Reproduce verbatim only the lines from the one containing "What data populates" through the last line below, both included.
§ §
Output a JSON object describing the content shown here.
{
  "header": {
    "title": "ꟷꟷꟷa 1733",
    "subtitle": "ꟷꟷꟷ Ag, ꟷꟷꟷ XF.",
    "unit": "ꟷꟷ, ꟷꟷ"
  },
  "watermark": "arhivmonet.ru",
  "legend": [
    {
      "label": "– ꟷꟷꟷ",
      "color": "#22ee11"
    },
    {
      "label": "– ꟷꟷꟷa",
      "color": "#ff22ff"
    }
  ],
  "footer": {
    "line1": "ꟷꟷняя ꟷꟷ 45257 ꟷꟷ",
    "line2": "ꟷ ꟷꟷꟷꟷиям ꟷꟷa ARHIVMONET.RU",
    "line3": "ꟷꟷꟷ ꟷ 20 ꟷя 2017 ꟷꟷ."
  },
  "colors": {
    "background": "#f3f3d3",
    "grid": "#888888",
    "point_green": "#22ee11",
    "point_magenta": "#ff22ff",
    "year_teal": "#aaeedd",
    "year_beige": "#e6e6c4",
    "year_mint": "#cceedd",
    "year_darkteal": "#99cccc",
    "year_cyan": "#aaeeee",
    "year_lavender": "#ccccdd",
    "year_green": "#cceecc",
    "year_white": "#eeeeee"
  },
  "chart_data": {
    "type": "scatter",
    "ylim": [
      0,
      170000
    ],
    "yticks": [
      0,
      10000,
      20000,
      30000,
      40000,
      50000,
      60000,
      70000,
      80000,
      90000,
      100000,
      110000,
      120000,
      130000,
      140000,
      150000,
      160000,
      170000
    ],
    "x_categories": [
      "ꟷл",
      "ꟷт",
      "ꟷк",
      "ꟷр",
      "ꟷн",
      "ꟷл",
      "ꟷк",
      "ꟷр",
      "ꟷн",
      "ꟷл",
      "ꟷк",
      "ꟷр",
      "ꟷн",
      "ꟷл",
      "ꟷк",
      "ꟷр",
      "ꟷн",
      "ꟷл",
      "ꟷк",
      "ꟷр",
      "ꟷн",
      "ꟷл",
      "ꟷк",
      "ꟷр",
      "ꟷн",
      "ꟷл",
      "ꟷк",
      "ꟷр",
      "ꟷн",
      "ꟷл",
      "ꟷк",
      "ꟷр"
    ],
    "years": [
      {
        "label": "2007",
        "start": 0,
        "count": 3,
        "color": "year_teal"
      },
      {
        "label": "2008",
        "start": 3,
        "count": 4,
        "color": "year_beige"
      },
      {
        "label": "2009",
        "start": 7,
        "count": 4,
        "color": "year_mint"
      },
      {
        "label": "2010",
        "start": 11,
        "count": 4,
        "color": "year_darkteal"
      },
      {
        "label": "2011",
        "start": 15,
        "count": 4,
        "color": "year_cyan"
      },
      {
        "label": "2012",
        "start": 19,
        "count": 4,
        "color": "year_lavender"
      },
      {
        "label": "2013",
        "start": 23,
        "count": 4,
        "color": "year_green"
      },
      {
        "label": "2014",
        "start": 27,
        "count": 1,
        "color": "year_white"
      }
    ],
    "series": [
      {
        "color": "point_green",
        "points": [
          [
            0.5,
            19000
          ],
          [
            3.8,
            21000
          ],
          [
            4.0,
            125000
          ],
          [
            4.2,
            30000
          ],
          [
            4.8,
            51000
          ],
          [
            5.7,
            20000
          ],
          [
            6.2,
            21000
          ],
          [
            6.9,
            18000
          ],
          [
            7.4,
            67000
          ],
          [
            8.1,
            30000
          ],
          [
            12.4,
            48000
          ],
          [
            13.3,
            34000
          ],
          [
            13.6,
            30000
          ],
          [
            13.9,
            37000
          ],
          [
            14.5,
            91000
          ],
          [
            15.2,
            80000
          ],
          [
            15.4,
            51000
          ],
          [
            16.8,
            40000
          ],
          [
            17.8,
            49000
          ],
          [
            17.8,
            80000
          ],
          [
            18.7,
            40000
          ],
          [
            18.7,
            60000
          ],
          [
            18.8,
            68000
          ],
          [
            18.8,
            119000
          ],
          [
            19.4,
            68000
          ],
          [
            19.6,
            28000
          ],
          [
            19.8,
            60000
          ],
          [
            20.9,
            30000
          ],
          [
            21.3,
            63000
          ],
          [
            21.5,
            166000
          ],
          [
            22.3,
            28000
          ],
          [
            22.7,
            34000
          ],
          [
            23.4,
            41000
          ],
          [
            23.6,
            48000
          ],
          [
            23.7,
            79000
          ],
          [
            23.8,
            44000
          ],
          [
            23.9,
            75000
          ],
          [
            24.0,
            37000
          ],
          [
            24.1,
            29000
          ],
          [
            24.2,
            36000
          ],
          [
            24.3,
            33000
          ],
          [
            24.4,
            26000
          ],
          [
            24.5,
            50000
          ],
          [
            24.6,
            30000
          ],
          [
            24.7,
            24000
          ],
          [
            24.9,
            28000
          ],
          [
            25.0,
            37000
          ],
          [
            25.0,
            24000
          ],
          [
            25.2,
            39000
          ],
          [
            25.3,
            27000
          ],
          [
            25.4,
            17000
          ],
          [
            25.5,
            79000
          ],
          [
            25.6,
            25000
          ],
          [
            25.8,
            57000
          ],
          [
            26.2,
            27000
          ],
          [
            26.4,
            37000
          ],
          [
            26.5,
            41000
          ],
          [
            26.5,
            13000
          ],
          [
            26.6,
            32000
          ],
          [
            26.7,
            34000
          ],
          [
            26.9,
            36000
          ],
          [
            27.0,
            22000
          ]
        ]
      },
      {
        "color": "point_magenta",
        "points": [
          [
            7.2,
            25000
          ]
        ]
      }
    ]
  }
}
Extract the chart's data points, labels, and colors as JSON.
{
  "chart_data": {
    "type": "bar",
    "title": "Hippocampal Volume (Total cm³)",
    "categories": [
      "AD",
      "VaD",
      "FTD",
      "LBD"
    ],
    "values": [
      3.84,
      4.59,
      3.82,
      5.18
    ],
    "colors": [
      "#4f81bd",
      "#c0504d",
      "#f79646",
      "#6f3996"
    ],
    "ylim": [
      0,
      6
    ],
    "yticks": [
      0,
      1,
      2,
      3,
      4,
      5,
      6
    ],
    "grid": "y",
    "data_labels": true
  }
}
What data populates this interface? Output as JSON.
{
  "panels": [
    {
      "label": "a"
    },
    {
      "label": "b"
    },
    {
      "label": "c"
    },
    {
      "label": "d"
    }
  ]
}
§ §
Solution for this exercise:
What data populates this interface? Output as JSON.
{
  "panels": [
    {
      "label": "a"
    },
    {
      "label": "b"
    },
    {
      "label": "c"
    },
    {
      "label": "d"
    }
  ]
}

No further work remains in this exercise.